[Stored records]
*****

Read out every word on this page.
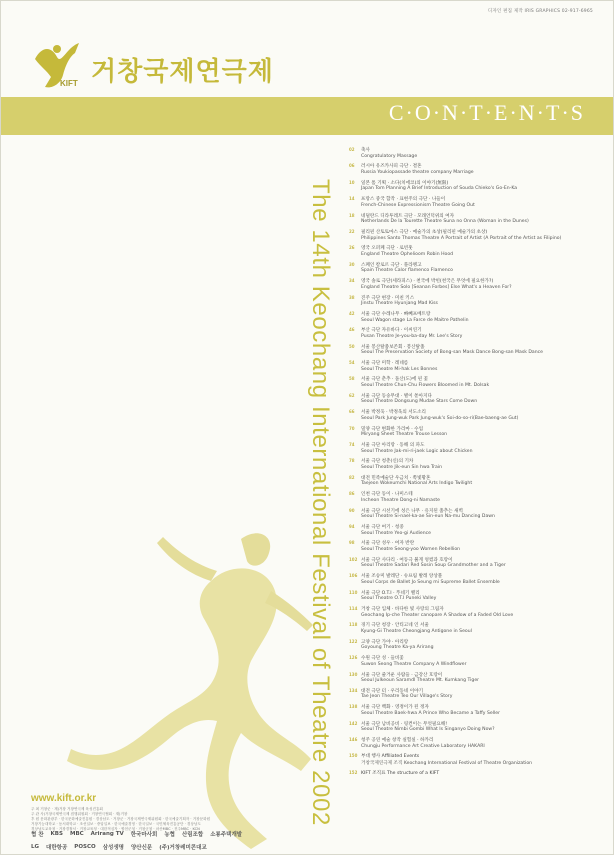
디자인 편집 제작 IRIS GRAPHICS 02-917-6965
KIFT 거창국제연극제
C·O·N·T·E·N·T·S
The 14th Keochang International Festival of Theatre 2002
www.kift.or.kr
주 최 거창군 · 재)거창 거창연극제 육성진흥회
주 관 사)거창국제연극제 집행위원회 · 거창연극협회 · 재)거창
후 원 문화관광부 · 한국문화예술진흥원 · 경상남도 · 거창군 · 거창국제연극제위원회 · 한국예술기획자 · 거창문화원
거창기능대학교 · 동서대학교 · 조선일보 · 중앙일보 · 한국예술경영 · 한국일보 · 국민체육진흥공단 · 경상남도
경상남도교육청 · 거창경찰서 · 거창교육청 · 대한적십자 · 합천군청 · 거창군청 · 마산MBC · 진주MBC · KCN
협 찬 KBS MBC Arirang TV 한국마사회 농협 산림조합 소룡주택개발
LG 대한항공 POSCO 삼성생명 양산신문 (주)거창레미콘대교
02 축사
Congratulatory Massage
06 러시아 유즈카사피 극단 · 결혼
Russia Youkiopassade theatre company Marriage
10 일본 톰 기획 · 소다(치에코)의 이야기(無限)
Japan Tom Planning A Brief Introduction of Souda Chieko's Go-En-Ka
14 프랑스 중국 합작 · 표현주의 극단 · 나들이
French-Chinese Expressionism Theatre Going Out
18 네덜란드 디라투레트 극단 · 모래언덕위의 여자
Netherlands De la Tourette Theatre Suna no Onna (Woman in the Dunes)
22 필리핀 산토토마스 극단 · 예술가의 초상(필리핀 예술가의 초상)
Philippines Santo Thomas Theatre A Portrait of Artist (A Portrait of the Artist as Filipino)
26 영국 오퍼페 극단 · 로빈훗
England Theatre Ophelioom Robin Hood
30 스페인 칼로르 극단 · 플라멩고
Spain Theatre Calor flamenco Flamenco
34 영국 솔로 극단(세라피스) · 천국에 박힌(천국은 무엇에 필요한가?)
England Theatre Solo [Seanan Forbes] Else What's a Heaven For?
38 진주 극단 현장 · 미친 키스
Jinstu Theatre Hyunjang Mad Kiss
42 서울 극단 수레나무 · 빠빼프베트랑
Seoul Wagon stage La Farce de Maitre Pathelin
46 부산 극단 자유바다 · 이씨연기
Pusan Theatre Je-you-ba-day Mr. Lee's Story
50 서울 봉산탈춤보존회 · 봉산탈춤
Seoul The Preservation Society of Bong-san Mask Dance Bong-san Mask Dance
54 서울 극단 미학 · 레네름
Seoul Theatre Mi-hak Les Bonnes
58 서울 극단 춘추 · 돌산(도)에 핀 꽃
Seoul Theatre Chun-Chu Flowers Bloomed in Mt. Dolsak
62 서울 극단 동숭무대 · 별이 쏟아지다
Seoul Theatre Dongsung Mudae Stars Come Down
66 서울 박정욱 · 박정욱의 서도소리
Seoul Park Jung-wuk Park Jung-wuk's Soi-do-so-ri(Bae-baeng-ae Gut)
70 밀양 극단 변화한 가리마 · 수업
Miryang Sheet Theatre Trouse Lesson
74 서울 극단 아리랑 · 동해 의 파도
Seoul Theatre Jak-mi-ri-jaek Logic about Chicken
78 서울 극단 청춘(신)의 기차
Seoul Theatre Jik-eun Sin hwa Train
82 대전 민족예술단 우금치 · 쪽빛황혼
Taejeon Wokeumchi National Arts Indigo Twilight
86 인천 극단 동이 · 나미스테
Incheon Theatre Dong-ni Namaste
90 서울 극단 시선기에 성은 나무 · 유지된 춤추는 새벽
Seoul Theatre Si-nael-ka-ae Sin-eun Na-mu Dancing Dawn
94 서울 극단 여기 · 청중
Seoul Theatre Yeo-gi Audience
98 서울 극단 성우 · 여자 반란
Seoul Theatre Seong-yoo Women Rebellion
102 서울 극단 사다리 · 여동극 붉게 엉켰과 호랑이
Seoul Theatre Sadari Red Sosin Soup Grandmother and a Tiger
106 서울 조승미 발레단 · 슈프림 발레 앙상블
Seoul Corps de Ballet Jo Seung mi Supreme Ballet Ensemble
110 서울 극단 O.T.I · 푸네기 밸리
Seoul Theatre O.T.I Puneki Valley
114 거창 극단 입체 · 바다한 빛 사랑의 그림자
Geochang Ip-che Theater canopare A Shadow of a Faded Old Love
118 경기 극단 청장 · 안티고네 인 서울
Kyung-Gi Theatre Cheongjang Antigone in Seoul
122 고양 극단 가야 · 아리랑
Goyoung Theatre Ka-ya Arirang
126 수원 극단 성 · 들비꽃
Suwon Seong Theatre Company A Windflower
130 서울 극단 줄거운 사람들 · 금강산 호랑이
Seoul Julkeoun Saramdl Theatre Mt. Kumkang Tiger
134 대전 극단 터 · 우리동네 이야기
Tae Jeon Theatre Teo Our Village's Story
138 서울 극단 백화 · 영정이가 된 정자
Seoul Theatre Baek-hwa A Prince Who Became a Taffy Seller
142 서울 극단 남비공비 · 링컨이는 무엇필요해!
Seoul Theatre Nimbi Gombi What Is Singanyo Doing Now?
146 청주 공연 예술 창작 실험실 · 하카리
Chungju Performance Art Creative Laboratory HAKARI
150 부대 행사 Affiliated Events
거창국제연극제 조직 Keochang International Festival of Theatre Organization
152 KIFT 조직표 The structure of a KIFT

*****

Skipping the pictures, transcribe each line above exactly as it appears.

## Solution to this task
Read out every word on this page.
디자인 편집 제작 IRIS GRAPHICS 02-917-6965
KIFT 거창국제연극제
C·O·N·T·E·N·T·S
The 14th Keochang International Festival of Theatre 2002
www.kift.or.kr
주 최 거창군 · 재)거창 거창연극제 육성진흥회
주 관 사)거창국제연극제 집행위원회 · 거창연극협회 · 재)거창
후 원 문화관광부 · 한국문화예술진흥원 · 경상남도 · 거창군 · 거창국제연극제위원회 · 한국예술기획자 · 거창문화원
거창기능대학교 · 동서대학교 · 조선일보 · 중앙일보 · 한국예술경영 · 한국일보 · 국민체육진흥공단 · 경상남도
경상남도교육청 · 거창경찰서 · 거창교육청 · 대한적십자 · 합천군청 · 거창군청 · 마산MBC · 진주MBC · KCN
협 찬 KBS MBC Arirang TV 한국마사회 농협 산림조합 소룡주택개발
LG 대한항공 POSCO 삼성생명 양산신문 (주)거창레미콘대교
02 축사
Congratulatory Massage
06 러시아 유즈카사피 극단 · 결혼
Russia Youkiopassade theatre company Marriage
10 일본 톰 기획 · 소다(치에코)의 이야기(無限)
Japan Tom Planning A Brief Introduction of Souda Chieko's Go-En-Ka
14 프랑스 중국 합작 · 표현주의 극단 · 나들이
French-Chinese Expressionism Theatre Going Out
18 네덜란드 디라투레트 극단 · 모래언덕위의 여자
Netherlands De la Tourette Theatre Suna no Onna (Woman in the Dunes)
22 필리핀 산토토마스 극단 · 예술가의 초상(필리핀 예술가의 초상)
Philippines Santo Thomas Theatre A Portrait of Artist (A Portrait of the Artist as Filipino)
26 영국 오퍼페 극단 · 로빈훗
England Theatre Ophelioom Robin Hood
30 스페인 칼로르 극단 · 플라멩고
Spain Theatre Calor flamenco Flamenco
34 영국 솔로 극단(세라피스) · 천국에 박힌(천국은 무엇에 필요한가?)
England Theatre Solo [Seanan Forbes] Else What's a Heaven For?
38 진주 극단 현장 · 미친 키스
Jinstu Theatre Hyunjang Mad Kiss
42 서울 극단 수레나무 · 빠빼프베트랑
Seoul Wagon stage La Farce de Maitre Pathelin
46 부산 극단 자유바다 · 이씨연기
Pusan Theatre Je-you-ba-day Mr. Lee's Story
50 서울 봉산탈춤보존회 · 봉산탈춤
Seoul The Preservation Society of Bong-san Mask Dance Bong-san Mask Dance
54 서울 극단 미학 · 레네름
Seoul Theatre Mi-hak Les Bonnes
58 서울 극단 춘추 · 돌산(도)에 핀 꽃
Seoul Theatre Chun-Chu Flowers Bloomed in Mt. Dolsak
62 서울 극단 동숭무대 · 별이 쏟아지다
Seoul Theatre Dongsung Mudae Stars Come Down
66 서울 박정욱 · 박정욱의 서도소리
Seoul Park Jung-wuk Park Jung-wuk's Soi-do-so-ri(Bae-baeng-ae Gut)
70 밀양 극단 변화한 가리마 · 수업
Miryang Sheet Theatre Trouse Lesson
74 서울 극단 아리랑 · 동해 의 파도
Seoul Theatre Jak-mi-ri-jaek Logic about Chicken
78 서울 극단 청춘(신)의 기차
Seoul Theatre Jik-eun Sin hwa Train
82 대전 민족예술단 우금치 · 쪽빛황혼
Taejeon Wokeumchi National Arts Indigo Twilight
86 인천 극단 동이 · 나미스테
Incheon Theatre Dong-ni Namaste
90 서울 극단 시선기에 성은 나무 · 유지된 춤추는 새벽
Seoul Theatre Si-nael-ka-ae Sin-eun Na-mu Dancing Dawn
94 서울 극단 여기 · 청중
Seoul Theatre Yeo-gi Audience
98 서울 극단 성우 · 여자 반란
Seoul Theatre Seong-yoo Women Rebellion
102 서울 극단 사다리 · 여동극 붉게 엉켰과 호랑이
Seoul Theatre Sadari Red Sosin Soup Grandmother and a Tiger
106 서울 조승미 발레단 · 슈프림 발레 앙상블
Seoul Corps de Ballet Jo Seung mi Supreme Ballet Ensemble
110 서울 극단 O.T.I · 푸네기 밸리
Seoul Theatre O.T.I Puneki Valley
114 거창 극단 입체 · 바다한 빛 사랑의 그림자
Geochang Ip-che Theater canopare A Shadow of a Faded Old Love
118 경기 극단 청장 · 안티고네 인 서울
Kyung-Gi Theatre Cheongjang Antigone in Seoul
122 고양 극단 가야 · 아리랑
Goyoung Theatre Ka-ya Arirang
126 수원 극단 성 · 들비꽃
Suwon Seong Theatre Company A Windflower
130 서울 극단 줄거운 사람들 · 금강산 호랑이
Seoul Julkeoun Saramdl Theatre Mt. Kumkang Tiger
134 대전 극단 터 · 우리동네 이야기
Tae Jeon Theatre Teo Our Village's Story
138 서울 극단 백화 · 영정이가 된 정자
Seoul Theatre Baek-hwa A Prince Who Became a Taffy Seller
142 서울 극단 남비공비 · 링컨이는 무엇필요해!
Seoul Theatre Nimbi Gombi What Is Singanyo Doing Now?
146 청주 공연 예술 창작 실험실 · 하카리
Chungju Performance Art Creative Laboratory HAKARI
150 부대 행사 Affiliated Events
거창국제연극제 조직 Keochang International Festival of Theatre Organization
152 KIFT 조직표 The structure of a KIFT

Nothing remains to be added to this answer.